**Stated task**
Reproduce the listing below without any change.

☆ ☆ ☆ ☆ ☆

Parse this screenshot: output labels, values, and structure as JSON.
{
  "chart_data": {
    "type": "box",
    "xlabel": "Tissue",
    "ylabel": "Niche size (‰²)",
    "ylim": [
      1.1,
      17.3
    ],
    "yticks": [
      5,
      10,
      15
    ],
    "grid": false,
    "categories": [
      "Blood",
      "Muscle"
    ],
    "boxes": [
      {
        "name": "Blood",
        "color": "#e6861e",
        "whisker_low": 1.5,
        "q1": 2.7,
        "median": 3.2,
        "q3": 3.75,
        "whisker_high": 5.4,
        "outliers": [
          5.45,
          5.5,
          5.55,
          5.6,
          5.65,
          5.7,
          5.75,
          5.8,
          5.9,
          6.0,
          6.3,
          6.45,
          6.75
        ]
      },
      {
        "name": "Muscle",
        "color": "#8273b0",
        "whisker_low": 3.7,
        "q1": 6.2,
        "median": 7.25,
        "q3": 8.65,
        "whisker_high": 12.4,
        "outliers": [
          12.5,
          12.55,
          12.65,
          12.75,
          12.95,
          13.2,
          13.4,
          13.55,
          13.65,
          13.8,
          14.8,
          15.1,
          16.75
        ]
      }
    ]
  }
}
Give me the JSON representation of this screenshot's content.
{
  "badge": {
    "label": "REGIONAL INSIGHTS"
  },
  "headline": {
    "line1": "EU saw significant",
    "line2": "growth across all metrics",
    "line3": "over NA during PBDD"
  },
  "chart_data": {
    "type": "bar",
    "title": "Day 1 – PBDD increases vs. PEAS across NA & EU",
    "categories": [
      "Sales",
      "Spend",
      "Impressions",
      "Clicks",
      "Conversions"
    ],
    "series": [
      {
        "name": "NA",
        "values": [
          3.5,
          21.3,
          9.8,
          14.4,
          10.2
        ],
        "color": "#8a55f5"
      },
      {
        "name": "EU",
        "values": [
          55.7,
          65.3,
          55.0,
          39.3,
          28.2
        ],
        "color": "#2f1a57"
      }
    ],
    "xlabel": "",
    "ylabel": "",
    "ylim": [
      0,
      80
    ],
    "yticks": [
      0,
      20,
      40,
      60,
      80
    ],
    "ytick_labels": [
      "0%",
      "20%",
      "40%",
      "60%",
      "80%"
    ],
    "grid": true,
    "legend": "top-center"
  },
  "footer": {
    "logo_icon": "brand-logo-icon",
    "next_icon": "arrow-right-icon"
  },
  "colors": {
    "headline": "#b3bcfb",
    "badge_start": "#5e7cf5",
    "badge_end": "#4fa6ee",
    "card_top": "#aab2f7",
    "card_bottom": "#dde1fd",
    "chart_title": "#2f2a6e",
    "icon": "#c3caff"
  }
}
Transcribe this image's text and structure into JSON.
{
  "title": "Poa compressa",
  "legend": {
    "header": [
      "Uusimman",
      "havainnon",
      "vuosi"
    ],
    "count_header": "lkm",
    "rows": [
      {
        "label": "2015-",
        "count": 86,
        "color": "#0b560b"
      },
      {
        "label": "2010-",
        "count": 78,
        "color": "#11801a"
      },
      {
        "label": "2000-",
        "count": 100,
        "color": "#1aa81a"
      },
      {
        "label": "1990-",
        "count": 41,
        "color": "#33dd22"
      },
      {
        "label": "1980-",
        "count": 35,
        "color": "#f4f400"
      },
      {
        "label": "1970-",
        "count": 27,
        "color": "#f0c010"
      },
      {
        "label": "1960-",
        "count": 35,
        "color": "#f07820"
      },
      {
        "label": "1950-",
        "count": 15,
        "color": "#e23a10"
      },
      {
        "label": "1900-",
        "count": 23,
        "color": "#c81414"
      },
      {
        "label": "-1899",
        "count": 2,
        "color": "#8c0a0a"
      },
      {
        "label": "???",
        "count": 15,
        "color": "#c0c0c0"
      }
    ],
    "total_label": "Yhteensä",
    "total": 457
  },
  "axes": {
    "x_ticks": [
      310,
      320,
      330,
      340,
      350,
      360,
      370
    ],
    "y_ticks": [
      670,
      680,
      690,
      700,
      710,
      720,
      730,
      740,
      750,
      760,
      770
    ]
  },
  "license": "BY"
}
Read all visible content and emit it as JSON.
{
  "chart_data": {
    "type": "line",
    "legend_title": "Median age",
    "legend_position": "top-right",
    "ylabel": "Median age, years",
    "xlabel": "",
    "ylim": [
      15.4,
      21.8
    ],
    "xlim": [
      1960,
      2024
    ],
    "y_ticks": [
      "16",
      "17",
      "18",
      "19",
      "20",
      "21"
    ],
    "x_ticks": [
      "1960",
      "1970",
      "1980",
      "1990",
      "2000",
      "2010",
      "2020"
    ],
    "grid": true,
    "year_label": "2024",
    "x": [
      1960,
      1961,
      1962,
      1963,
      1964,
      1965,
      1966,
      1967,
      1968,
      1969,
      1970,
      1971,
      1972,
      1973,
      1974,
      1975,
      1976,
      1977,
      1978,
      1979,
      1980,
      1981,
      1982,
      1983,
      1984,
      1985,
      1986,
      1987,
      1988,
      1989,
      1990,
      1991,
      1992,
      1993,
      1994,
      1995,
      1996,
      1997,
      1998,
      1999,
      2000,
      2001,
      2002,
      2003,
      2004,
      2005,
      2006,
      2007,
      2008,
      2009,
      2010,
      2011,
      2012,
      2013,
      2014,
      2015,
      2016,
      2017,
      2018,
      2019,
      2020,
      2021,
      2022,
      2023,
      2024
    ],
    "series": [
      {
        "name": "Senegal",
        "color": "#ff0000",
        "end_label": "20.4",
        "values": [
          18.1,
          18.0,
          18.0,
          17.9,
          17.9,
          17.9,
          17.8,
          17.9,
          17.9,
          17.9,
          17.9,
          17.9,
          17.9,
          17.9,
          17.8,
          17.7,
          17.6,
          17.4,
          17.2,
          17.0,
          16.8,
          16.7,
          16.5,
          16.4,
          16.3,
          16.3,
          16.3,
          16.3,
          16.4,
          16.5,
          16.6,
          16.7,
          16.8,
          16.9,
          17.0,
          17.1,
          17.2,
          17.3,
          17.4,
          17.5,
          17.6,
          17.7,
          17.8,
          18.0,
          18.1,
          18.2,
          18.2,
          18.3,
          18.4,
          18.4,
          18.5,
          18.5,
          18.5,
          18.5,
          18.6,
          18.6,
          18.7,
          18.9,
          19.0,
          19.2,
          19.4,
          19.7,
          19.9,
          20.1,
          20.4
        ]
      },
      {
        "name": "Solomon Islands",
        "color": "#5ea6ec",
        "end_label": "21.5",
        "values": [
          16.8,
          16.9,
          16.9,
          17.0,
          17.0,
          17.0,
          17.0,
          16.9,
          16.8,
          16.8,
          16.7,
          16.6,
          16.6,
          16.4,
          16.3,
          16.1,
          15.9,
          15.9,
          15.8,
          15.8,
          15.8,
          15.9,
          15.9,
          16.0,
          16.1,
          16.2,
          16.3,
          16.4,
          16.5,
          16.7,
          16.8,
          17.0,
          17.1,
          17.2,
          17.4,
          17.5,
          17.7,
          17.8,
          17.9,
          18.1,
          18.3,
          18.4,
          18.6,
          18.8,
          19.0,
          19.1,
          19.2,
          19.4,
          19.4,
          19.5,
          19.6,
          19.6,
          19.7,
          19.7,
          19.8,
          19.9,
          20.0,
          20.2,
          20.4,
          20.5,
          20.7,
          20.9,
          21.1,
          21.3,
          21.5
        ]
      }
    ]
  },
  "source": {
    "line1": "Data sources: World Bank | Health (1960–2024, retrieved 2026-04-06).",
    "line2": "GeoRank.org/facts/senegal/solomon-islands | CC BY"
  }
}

☆ ☆ ☆ ☆ ☆

**Worked solution**
Parse this screenshot: output labels, values, and structure as JSON.
{
  "chart_data": {
    "type": "box",
    "xlabel": "Tissue",
    "ylabel": "Niche size (‰²)",
    "ylim": [
      1.1,
      17.3
    ],
    "yticks": [
      5,
      10,
      15
    ],
    "grid": false,
    "categories": [
      "Blood",
      "Muscle"
    ],
    "boxes": [
      {
        "name": "Blood",
        "color": "#e6861e",
        "whisker_low": 1.5,
        "q1": 2.7,
        "median": 3.2,
        "q3": 3.75,
        "whisker_high": 5.4,
        "outliers": [
          5.45,
          5.5,
          5.55,
          5.6,
          5.65,
          5.7,
          5.75,
          5.8,
          5.9,
          6.0,
          6.3,
          6.45,
          6.75
        ]
      },
      {
        "name": "Muscle",
        "color": "#8273b0",
        "whisker_low": 3.7,
        "q1": 6.2,
        "median": 7.25,
        "q3": 8.65,
        "whisker_high": 12.4,
        "outliers": [
          12.5,
          12.55,
          12.65,
          12.75,
          12.95,
          13.2,
          13.4,
          13.55,
          13.65,
          13.8,
          14.8,
          15.1,
          16.75
        ]
      }
    ]
  }
}
Give me the JSON representation of this screenshot's content.
{
  "badge": {
    "label": "REGIONAL INSIGHTS"
  },
  "headline": {
    "line1": "EU saw significant",
    "line2": "growth across all metrics",
    "line3": "over NA during PBDD"
  },
  "chart_data": {
    "type": "bar",
    "title": "Day 1 – PBDD increases vs. PEAS across NA & EU",
    "categories": [
      "Sales",
      "Spend",
      "Impressions",
      "Clicks",
      "Conversions"
    ],
    "series": [
      {
        "name": "NA",
        "values": [
          3.5,
          21.3,
          9.8,
          14.4,
          10.2
        ],
        "color": "#8a55f5"
      },
      {
        "name": "EU",
        "values": [
          55.7,
          65.3,
          55.0,
          39.3,
          28.2
        ],
        "color": "#2f1a57"
      }
    ],
    "xlabel": "",
    "ylabel": "",
    "ylim": [
      0,
      80
    ],
    "yticks": [
      0,
      20,
      40,
      60,
      80
    ],
    "ytick_labels": [
      "0%",
      "20%",
      "40%",
      "60%",
      "80%"
    ],
    "grid": true,
    "legend": "top-center"
  },
  "footer": {
    "logo_icon": "brand-logo-icon",
    "next_icon": "arrow-right-icon"
  },
  "colors": {
    "headline": "#b3bcfb",
    "badge_start": "#5e7cf5",
    "badge_end": "#4fa6ee",
    "card_top": "#aab2f7",
    "card_bottom": "#dde1fd",
    "chart_title": "#2f2a6e",
    "icon": "#c3caff"
  }
}
Transcribe this image's text and structure into JSON.
{
  "title": "Poa compressa",
  "legend": {
    "header": [
      "Uusimman",
      "havainnon",
      "vuosi"
    ],
    "count_header": "lkm",
    "rows": [
      {
        "label": "2015-",
        "count": 86,
        "color": "#0b560b"
      },
      {
        "label": "2010-",
        "count": 78,
        "color": "#11801a"
      },
      {
        "label": "2000-",
        "count": 100,
        "color": "#1aa81a"
      },
      {
        "label": "1990-",
        "count": 41,
        "color": "#33dd22"
      },
      {
        "label": "1980-",
        "count": 35,
        "color": "#f4f400"
      },
      {
        "label": "1970-",
        "count": 27,
        "color": "#f0c010"
      },
      {
        "label": "1960-",
        "count": 35,
        "color": "#f07820"
      },
      {
        "label": "1950-",
        "count": 15,
        "color": "#e23a10"
      },
      {
        "label": "1900-",
        "count": 23,
        "color": "#c81414"
      },
      {
        "label": "-1899",
        "count": 2,
        "color": "#8c0a0a"
      },
      {
        "label": "???",
        "count": 15,
        "color": "#c0c0c0"
      }
    ],
    "total_label": "Yhteensä",
    "total": 457
  },
  "axes": {
    "x_ticks": [
      310,
      320,
      330,
      340,
      350,
      360,
      370
    ],
    "y_ticks": [
      670,
      680,
      690,
      700,
      710,
      720,
      730,
      740,
      750,
      760,
      770
    ]
  },
  "license": "BY"
}
Read all visible content and emit it as JSON.
{
  "chart_data": {
    "type": "line",
    "legend_title": "Median age",
    "legend_position": "top-right",
    "ylabel": "Median age, years",
    "xlabel": "",
    "ylim": [
      15.4,
      21.8
    ],
    "xlim": [
      1960,
      2024
    ],
    "y_ticks": [
      "16",
      "17",
      "18",
      "19",
      "20",
      "21"
    ],
    "x_ticks": [
      "1960",
      "1970",
      "1980",
      "1990",
      "2000",
      "2010",
      "2020"
    ],
    "grid": true,
    "year_label": "2024",
    "x": [
      1960,
      1961,
      1962,
      1963,
      1964,
      1965,
      1966,
      1967,
      1968,
      1969,
      1970,
      1971,
      1972,
      1973,
      1974,
      1975,
      1976,
      1977,
      1978,
      1979,
      1980,
      1981,
      1982,
      1983,
      1984,
      1985,
      1986,
      1987,
      1988,
      1989,
      1990,
      1991,
      1992,
      1993,
      1994,
      1995,
      1996,
      1997,
      1998,
      1999,
      2000,
      2001,
      2002,
      2003,
      2004,
      2005,
      2006,
      2007,
      2008,
      2009,
      2010,
      2011,
      2012,
      2013,
      2014,
      2015,
      2016,
      2017,
      2018,
      2019,
      2020,
      2021,
      2022,
      2023,
      2024
    ],
    "series": [
      {
        "name": "Senegal",
        "color": "#ff0000",
        "end_label": "20.4",
        "values": [
          18.1,
          18.0,
          18.0,
          17.9,
          17.9,
          17.9,
          17.8,
          17.9,
          17.9,
          17.9,
          17.9,
          17.9,
          17.9,
          17.9,
          17.8,
          17.7,
          17.6,
          17.4,
          17.2,
          17.0,
          16.8,
          16.7,
          16.5,
          16.4,
          16.3,
          16.3,
          16.3,
          16.3,
          16.4,
          16.5,
          16.6,
          16.7,
          16.8,
          16.9,
          17.0,
          17.1,
          17.2,
          17.3,
          17.4,
          17.5,
          17.6,
          17.7,
          17.8,
          18.0,
          18.1,
          18.2,
          18.2,
          18.3,
          18.4,
          18.4,
          18.5,
          18.5,
          18.5,
          18.5,
          18.6,
          18.6,
          18.7,
          18.9,
          19.0,
          19.2,
          19.4,
          19.7,
          19.9,
          20.1,
          20.4
        ]
      },
      {
        "name": "Solomon Islands",
        "color": "#5ea6ec",
        "end_label": "21.5",
        "values": [
          16.8,
          16.9,
          16.9,
          17.0,
          17.0,
          17.0,
          17.0,
          16.9,
          16.8,
          16.8,
          16.7,
          16.6,
          16.6,
          16.4,
          16.3,
          16.1,
          15.9,
          15.9,
          15.8,
          15.8,
          15.8,
          15.9,
          15.9,
          16.0,
          16.1,
          16.2,
          16.3,
          16.4,
          16.5,
          16.7,
          16.8,
          17.0,
          17.1,
          17.2,
          17.4,
          17.5,
          17.7,
          17.8,
          17.9,
          18.1,
          18.3,
          18.4,
          18.6,
          18.8,
          19.0,
          19.1,
          19.2,
          19.4,
          19.4,
          19.5,
          19.6,
          19.6,
          19.7,
          19.7,
          19.8,
          19.9,
          20.0,
          20.2,
          20.4,
          20.5,
          20.7,
          20.9,
          21.1,
          21.3,
          21.5
        ]
      }
    ]
  },
  "source": {
    "line1": "Data sources: World Bank | Health (1960–2024, retrieved 2026-04-06).",
    "line2": "GeoRank.org/facts/senegal/solomon-islands | CC BY"
  }
}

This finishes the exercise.